• DIRECTIONS FOR THIS TASK: Examine the entries below, count the lines holding the string "document", and respond with the number only.

• RECORDS FOR PROCESSING:

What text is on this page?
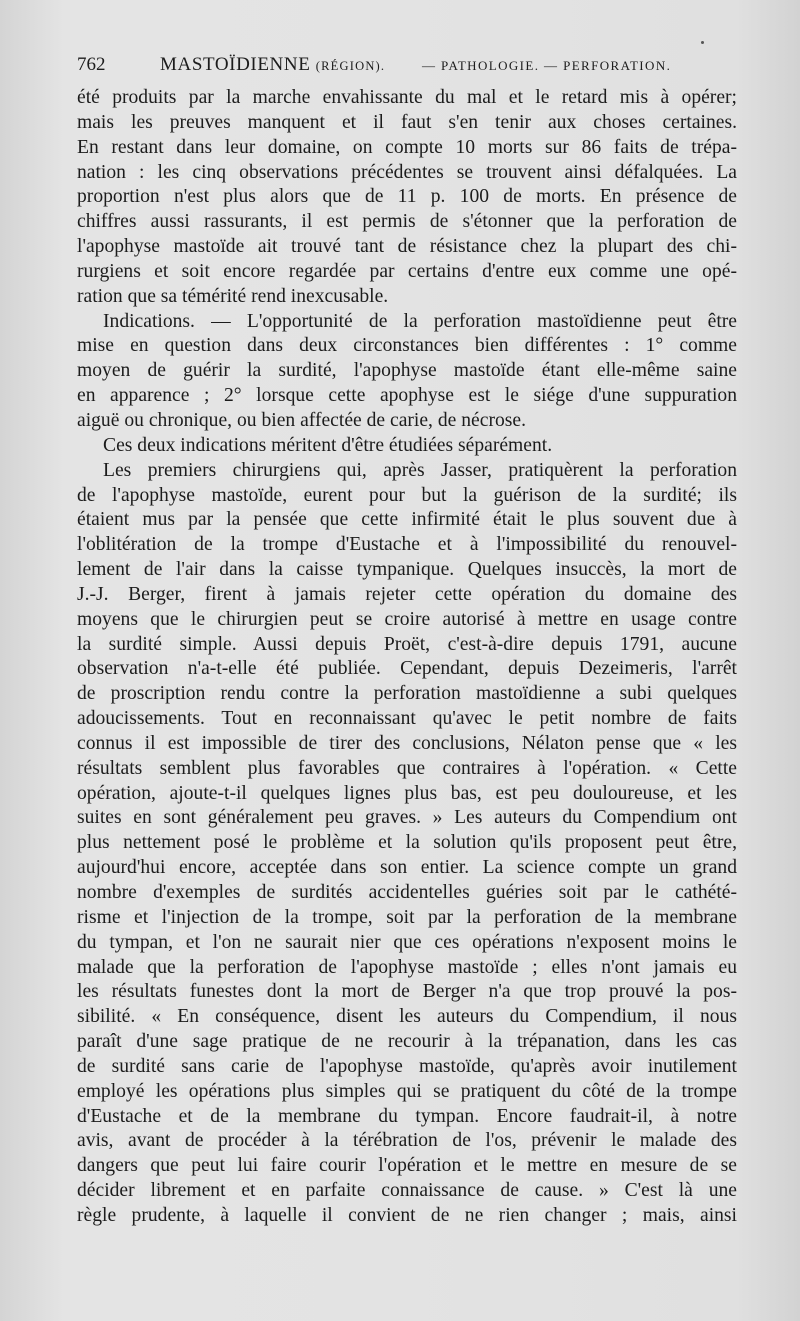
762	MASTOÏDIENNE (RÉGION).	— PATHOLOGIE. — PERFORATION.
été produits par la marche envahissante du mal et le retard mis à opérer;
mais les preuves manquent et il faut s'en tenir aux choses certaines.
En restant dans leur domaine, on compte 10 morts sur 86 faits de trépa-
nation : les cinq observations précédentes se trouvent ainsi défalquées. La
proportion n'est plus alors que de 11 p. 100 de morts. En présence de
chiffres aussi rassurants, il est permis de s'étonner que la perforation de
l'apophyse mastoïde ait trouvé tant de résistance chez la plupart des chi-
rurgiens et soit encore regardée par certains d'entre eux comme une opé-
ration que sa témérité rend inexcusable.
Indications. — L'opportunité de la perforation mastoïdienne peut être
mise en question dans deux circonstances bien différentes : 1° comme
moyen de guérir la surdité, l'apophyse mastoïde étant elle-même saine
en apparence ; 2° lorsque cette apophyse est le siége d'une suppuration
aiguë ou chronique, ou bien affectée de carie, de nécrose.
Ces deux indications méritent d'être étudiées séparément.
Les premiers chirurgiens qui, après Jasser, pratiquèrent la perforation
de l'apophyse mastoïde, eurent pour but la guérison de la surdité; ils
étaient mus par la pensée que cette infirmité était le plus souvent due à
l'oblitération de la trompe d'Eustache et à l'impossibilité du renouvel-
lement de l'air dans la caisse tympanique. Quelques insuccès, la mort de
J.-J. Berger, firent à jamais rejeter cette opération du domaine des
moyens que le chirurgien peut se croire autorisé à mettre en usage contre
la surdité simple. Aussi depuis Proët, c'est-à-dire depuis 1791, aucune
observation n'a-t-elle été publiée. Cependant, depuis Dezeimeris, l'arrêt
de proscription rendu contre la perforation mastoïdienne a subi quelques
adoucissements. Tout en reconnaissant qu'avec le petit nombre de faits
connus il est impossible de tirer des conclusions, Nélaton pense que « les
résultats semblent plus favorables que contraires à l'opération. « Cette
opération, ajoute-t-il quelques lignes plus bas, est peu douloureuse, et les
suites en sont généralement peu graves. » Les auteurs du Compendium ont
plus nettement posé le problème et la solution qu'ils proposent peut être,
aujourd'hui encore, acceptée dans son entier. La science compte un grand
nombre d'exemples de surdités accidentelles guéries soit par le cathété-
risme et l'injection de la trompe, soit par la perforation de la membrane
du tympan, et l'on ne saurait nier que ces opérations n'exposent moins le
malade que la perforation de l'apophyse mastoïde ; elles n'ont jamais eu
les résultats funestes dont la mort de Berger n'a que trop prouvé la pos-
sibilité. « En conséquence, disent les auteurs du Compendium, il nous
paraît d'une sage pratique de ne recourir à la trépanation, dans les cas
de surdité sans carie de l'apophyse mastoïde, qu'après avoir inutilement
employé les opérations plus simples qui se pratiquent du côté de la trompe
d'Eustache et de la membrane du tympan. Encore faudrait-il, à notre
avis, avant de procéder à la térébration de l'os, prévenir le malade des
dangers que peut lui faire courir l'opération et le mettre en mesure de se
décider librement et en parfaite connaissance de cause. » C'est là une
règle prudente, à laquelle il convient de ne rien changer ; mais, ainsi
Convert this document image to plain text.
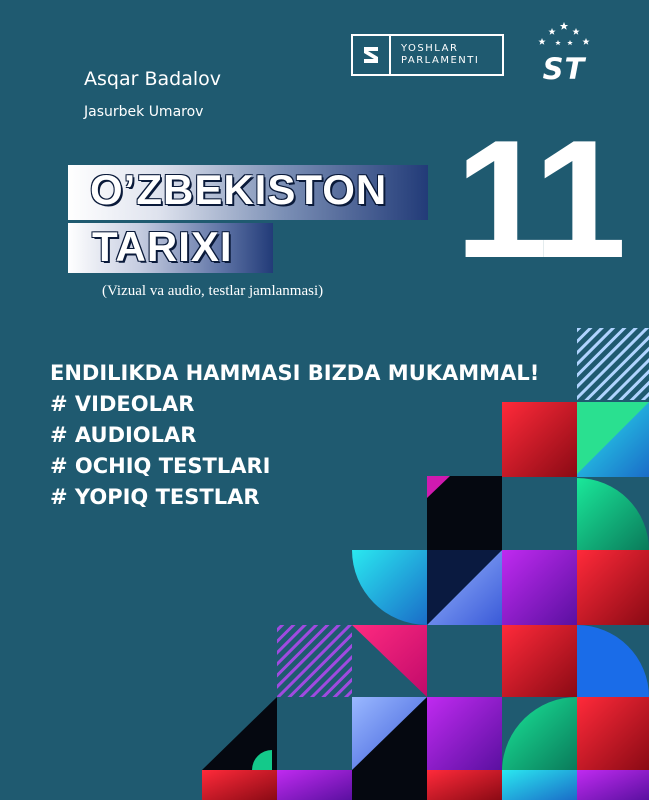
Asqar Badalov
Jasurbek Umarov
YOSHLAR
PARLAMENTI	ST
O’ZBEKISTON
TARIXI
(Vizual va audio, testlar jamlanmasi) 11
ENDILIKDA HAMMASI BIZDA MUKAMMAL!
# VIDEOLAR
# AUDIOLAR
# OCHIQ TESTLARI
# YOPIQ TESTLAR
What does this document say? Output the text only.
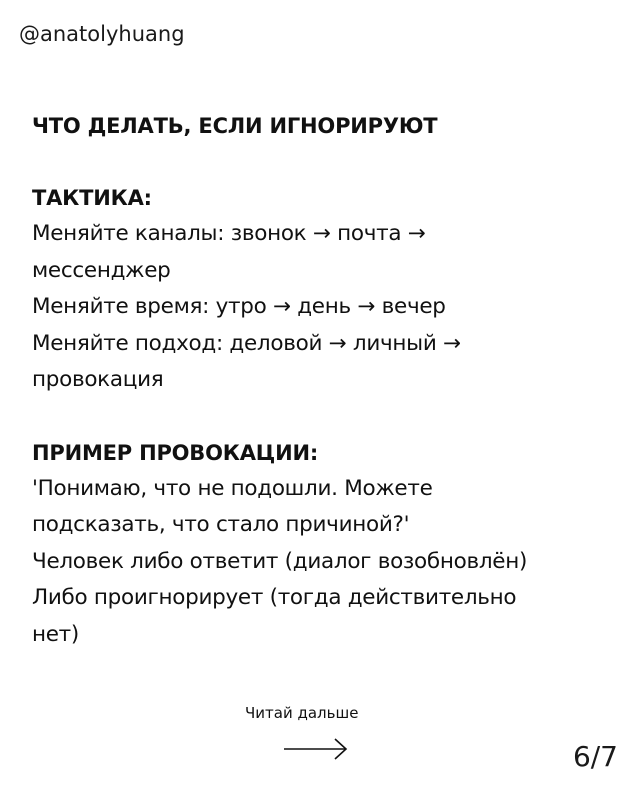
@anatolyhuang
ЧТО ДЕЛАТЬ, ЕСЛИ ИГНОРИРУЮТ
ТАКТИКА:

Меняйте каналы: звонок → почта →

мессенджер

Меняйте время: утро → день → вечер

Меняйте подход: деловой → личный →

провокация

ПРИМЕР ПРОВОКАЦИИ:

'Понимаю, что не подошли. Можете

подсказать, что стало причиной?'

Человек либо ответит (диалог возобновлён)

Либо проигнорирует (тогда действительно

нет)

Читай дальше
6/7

• TASK ANSWER: 2